= Challenge =
Below are the records; locate each line with the word "color" and copy it.

= Record extracts =
++++++++++
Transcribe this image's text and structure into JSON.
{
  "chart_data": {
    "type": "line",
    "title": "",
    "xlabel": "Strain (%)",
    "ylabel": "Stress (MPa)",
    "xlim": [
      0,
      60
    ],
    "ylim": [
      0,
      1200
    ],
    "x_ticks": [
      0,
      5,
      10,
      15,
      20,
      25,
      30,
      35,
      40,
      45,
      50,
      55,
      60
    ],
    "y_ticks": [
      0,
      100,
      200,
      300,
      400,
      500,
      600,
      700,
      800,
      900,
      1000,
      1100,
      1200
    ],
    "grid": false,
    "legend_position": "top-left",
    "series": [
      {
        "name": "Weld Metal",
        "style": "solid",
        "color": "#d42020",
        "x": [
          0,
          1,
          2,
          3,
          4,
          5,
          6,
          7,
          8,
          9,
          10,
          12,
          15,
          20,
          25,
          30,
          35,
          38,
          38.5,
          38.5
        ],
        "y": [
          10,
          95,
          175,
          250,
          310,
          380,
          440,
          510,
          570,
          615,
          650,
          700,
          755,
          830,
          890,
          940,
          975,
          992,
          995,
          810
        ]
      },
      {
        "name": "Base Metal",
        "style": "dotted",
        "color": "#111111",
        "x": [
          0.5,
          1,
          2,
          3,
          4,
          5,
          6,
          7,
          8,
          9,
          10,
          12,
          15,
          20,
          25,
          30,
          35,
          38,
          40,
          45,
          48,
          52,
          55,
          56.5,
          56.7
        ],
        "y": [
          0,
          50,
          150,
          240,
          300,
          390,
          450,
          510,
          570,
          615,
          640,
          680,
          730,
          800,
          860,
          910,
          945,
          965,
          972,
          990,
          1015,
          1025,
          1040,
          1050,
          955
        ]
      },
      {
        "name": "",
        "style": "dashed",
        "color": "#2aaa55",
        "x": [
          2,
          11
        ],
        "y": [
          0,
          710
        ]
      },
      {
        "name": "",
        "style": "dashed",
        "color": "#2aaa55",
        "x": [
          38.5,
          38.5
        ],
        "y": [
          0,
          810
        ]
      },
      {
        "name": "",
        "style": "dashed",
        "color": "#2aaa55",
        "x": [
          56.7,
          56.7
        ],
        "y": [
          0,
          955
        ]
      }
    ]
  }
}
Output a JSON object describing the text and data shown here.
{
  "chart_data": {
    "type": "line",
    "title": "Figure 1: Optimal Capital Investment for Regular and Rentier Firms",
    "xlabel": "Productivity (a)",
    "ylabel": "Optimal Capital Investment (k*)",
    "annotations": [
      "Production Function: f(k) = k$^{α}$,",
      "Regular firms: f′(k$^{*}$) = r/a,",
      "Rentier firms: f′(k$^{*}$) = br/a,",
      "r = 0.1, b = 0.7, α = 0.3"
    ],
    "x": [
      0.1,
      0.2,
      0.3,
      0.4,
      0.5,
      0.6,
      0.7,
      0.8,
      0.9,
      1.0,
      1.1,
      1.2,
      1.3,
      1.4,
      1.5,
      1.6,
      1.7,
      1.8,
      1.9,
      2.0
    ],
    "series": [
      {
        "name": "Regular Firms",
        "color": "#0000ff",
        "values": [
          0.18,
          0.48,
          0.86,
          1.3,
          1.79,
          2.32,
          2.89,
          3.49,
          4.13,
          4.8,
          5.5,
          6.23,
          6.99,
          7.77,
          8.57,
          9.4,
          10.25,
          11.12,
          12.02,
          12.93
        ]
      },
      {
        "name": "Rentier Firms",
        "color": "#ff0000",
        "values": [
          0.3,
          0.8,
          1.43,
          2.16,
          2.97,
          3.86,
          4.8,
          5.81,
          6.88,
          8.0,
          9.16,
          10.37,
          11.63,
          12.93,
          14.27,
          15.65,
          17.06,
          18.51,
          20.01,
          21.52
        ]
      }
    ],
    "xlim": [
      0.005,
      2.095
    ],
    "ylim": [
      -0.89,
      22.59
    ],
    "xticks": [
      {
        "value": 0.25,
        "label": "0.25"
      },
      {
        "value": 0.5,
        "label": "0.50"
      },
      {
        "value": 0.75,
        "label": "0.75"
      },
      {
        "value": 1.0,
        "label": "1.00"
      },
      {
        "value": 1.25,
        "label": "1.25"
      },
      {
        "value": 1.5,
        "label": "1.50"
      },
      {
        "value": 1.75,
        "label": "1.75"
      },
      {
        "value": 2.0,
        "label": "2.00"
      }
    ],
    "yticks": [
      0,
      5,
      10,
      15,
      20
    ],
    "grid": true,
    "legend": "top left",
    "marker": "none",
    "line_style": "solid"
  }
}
++++++++++
= Solution to this problem =
        "color": "#d42020",
        "color": "#111111",
        "color": "#2aaa55",
        "color": "#2aaa55",
        "color": "#2aaa55",
        "color": "#0000ff",
        "color": "#ff0000",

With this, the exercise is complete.